• [Objective]:
Go through the material below, count the lines with the word "青山隐隐", and reply with the count alone.

[Records from a data collection]

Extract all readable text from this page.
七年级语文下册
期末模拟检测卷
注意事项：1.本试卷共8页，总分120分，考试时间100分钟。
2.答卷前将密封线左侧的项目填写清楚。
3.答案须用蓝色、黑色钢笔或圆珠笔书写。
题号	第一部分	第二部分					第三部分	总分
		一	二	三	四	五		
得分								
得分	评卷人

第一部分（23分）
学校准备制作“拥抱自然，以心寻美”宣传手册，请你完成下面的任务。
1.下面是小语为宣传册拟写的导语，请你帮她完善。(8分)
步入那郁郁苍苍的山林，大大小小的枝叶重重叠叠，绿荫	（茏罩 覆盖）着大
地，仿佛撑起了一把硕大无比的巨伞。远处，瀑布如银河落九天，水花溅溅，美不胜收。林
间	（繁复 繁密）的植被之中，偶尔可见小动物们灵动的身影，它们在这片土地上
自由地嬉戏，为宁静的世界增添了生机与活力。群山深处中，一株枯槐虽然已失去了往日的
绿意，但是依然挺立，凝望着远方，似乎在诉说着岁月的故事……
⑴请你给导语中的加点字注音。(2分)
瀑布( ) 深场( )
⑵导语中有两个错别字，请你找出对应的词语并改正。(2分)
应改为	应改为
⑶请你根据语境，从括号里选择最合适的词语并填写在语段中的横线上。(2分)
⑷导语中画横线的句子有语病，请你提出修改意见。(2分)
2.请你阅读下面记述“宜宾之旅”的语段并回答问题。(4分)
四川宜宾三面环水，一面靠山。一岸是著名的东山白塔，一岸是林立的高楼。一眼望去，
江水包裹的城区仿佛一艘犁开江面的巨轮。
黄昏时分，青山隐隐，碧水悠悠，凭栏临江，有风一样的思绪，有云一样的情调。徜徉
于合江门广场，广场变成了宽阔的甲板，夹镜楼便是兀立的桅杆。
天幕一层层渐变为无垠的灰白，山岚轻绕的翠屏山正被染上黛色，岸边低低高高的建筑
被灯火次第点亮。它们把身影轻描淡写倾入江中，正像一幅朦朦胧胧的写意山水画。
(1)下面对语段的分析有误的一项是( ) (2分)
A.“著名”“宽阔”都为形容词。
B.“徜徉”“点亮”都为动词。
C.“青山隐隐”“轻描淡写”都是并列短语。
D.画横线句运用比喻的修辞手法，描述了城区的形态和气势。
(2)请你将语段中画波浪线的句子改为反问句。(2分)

---

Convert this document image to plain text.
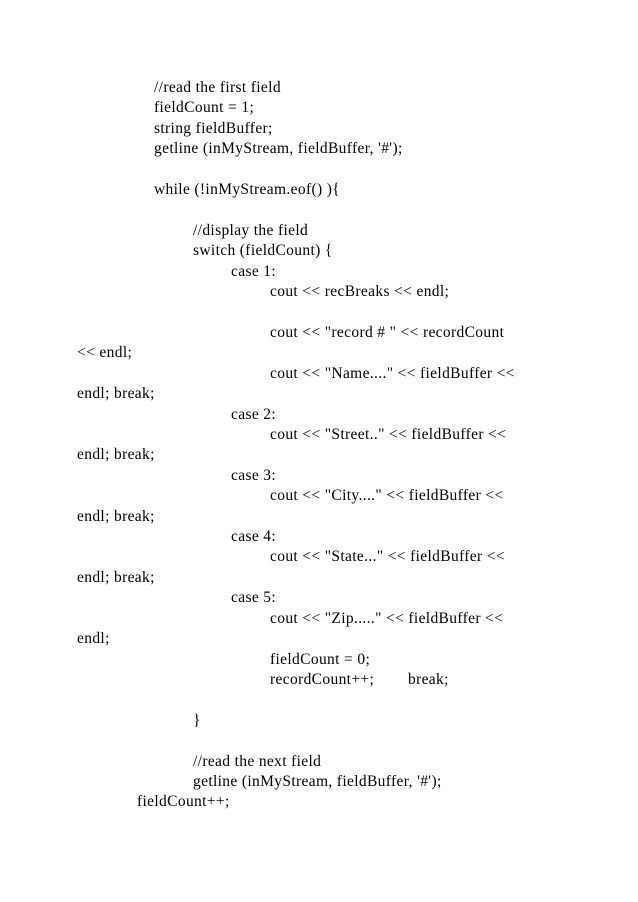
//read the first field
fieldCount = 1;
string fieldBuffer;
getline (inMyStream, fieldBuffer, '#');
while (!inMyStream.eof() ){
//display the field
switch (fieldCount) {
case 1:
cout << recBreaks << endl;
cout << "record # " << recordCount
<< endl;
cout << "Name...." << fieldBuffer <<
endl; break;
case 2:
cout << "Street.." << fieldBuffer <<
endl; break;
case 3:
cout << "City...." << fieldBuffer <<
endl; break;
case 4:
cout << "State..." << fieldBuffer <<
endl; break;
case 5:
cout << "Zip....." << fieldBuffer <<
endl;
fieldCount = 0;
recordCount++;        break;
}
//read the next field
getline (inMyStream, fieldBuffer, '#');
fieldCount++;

• [Result of this exercise]:
2